* START Provided information *

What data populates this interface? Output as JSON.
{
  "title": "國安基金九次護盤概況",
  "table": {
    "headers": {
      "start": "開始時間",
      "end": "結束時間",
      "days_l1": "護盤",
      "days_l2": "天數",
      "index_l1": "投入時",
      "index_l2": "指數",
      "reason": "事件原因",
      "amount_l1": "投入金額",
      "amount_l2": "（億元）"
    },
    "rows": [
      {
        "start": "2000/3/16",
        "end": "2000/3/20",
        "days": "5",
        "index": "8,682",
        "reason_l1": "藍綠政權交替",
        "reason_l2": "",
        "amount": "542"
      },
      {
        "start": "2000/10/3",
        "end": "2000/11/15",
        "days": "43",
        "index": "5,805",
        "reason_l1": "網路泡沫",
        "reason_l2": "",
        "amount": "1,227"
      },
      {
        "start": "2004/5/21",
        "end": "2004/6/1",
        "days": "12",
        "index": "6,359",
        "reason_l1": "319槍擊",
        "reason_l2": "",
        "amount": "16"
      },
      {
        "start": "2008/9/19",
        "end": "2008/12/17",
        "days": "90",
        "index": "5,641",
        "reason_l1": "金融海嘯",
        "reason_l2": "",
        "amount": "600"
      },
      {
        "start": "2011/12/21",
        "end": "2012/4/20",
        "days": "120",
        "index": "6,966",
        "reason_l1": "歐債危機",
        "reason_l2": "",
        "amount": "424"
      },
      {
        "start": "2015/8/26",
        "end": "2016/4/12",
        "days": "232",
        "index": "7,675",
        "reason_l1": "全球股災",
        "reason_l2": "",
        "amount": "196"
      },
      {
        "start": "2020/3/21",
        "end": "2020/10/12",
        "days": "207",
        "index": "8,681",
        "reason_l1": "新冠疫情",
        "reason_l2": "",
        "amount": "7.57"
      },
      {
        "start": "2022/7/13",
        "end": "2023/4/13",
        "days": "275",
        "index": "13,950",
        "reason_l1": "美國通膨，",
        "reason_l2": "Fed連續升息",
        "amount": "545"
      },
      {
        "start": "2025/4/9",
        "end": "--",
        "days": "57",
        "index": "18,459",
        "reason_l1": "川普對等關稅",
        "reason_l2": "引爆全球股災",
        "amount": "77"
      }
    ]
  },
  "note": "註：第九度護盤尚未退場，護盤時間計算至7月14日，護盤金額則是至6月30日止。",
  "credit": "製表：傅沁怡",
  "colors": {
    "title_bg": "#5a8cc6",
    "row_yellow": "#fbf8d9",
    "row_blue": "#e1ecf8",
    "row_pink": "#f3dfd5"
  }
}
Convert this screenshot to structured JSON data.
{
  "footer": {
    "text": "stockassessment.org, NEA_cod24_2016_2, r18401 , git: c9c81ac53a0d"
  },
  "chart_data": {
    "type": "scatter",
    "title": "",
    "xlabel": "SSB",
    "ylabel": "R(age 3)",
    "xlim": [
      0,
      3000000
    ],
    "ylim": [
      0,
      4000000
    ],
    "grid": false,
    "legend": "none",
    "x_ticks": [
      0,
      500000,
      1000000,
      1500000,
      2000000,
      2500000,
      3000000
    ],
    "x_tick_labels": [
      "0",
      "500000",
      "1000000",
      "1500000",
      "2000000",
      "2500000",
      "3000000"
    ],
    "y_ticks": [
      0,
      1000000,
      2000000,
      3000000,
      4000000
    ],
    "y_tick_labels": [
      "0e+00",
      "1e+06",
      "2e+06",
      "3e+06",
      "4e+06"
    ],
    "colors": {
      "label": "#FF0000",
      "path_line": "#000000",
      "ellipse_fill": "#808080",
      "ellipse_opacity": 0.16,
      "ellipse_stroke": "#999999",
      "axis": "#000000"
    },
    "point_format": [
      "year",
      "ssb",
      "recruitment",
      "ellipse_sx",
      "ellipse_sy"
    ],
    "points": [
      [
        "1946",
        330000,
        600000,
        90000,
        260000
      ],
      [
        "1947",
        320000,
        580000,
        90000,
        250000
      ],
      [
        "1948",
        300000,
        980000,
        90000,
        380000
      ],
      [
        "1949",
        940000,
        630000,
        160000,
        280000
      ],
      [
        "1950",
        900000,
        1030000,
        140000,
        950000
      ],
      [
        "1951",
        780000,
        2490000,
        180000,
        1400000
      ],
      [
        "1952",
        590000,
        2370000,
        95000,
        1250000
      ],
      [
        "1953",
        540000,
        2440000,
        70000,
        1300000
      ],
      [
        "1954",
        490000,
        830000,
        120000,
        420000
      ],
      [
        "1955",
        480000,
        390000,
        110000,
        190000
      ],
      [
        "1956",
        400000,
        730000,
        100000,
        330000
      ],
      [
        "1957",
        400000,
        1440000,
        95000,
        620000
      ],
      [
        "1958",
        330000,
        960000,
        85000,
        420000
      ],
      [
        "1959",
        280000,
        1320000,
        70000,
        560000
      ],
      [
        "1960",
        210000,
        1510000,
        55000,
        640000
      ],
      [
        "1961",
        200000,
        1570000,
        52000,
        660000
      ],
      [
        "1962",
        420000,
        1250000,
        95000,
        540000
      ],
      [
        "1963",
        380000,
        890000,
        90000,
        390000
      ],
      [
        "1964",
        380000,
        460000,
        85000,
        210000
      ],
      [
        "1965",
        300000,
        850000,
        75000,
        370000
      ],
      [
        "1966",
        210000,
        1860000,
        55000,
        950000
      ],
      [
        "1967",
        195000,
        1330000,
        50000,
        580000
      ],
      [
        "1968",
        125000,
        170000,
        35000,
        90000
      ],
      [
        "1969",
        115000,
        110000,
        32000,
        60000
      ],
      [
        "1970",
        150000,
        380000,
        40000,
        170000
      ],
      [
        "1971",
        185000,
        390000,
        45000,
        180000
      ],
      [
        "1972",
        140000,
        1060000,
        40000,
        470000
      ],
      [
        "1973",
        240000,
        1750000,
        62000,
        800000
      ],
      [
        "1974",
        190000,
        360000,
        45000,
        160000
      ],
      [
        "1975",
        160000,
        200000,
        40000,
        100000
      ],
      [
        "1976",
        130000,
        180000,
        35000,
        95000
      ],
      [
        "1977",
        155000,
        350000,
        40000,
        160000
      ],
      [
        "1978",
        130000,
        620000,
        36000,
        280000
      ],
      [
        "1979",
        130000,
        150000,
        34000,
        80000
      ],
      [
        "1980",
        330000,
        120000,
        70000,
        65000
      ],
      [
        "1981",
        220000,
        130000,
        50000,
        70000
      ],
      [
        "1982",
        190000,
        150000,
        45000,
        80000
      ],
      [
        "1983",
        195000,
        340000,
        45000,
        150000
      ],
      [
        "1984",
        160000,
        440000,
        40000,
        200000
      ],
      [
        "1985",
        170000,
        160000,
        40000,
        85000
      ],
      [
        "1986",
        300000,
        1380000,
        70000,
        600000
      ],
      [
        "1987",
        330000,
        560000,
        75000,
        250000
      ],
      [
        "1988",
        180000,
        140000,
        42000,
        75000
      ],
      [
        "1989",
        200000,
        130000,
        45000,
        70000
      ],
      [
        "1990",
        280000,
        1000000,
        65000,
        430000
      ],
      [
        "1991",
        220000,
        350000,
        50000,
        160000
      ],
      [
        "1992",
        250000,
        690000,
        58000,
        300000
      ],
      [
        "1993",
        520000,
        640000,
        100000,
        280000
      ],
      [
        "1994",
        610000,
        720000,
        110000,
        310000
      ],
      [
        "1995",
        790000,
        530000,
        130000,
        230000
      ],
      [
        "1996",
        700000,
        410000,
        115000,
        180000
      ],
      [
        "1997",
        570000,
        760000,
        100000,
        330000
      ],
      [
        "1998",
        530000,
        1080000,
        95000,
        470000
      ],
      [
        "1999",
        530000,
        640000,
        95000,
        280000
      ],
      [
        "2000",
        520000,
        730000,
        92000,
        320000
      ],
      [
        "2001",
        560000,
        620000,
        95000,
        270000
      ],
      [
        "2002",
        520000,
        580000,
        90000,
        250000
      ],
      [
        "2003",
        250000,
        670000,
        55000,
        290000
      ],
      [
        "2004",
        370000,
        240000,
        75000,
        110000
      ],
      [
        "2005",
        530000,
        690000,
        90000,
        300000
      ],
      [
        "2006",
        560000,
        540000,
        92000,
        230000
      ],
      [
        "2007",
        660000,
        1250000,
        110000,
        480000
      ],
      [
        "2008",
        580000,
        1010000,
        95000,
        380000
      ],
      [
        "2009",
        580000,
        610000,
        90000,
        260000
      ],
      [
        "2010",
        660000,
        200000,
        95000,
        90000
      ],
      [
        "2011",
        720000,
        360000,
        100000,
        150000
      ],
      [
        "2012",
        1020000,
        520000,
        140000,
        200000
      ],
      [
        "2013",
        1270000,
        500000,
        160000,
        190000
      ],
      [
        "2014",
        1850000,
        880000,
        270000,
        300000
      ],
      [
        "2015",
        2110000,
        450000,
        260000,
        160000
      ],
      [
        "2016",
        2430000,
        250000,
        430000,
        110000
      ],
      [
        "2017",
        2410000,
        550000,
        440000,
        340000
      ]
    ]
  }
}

* END Provided information *

> _Task details_:
Within the listing above, find every line containing the string "JSON" and return it.

> _Response to the task_:
What data populates this interface? Output as JSON.
Convert this screenshot to structured JSON data.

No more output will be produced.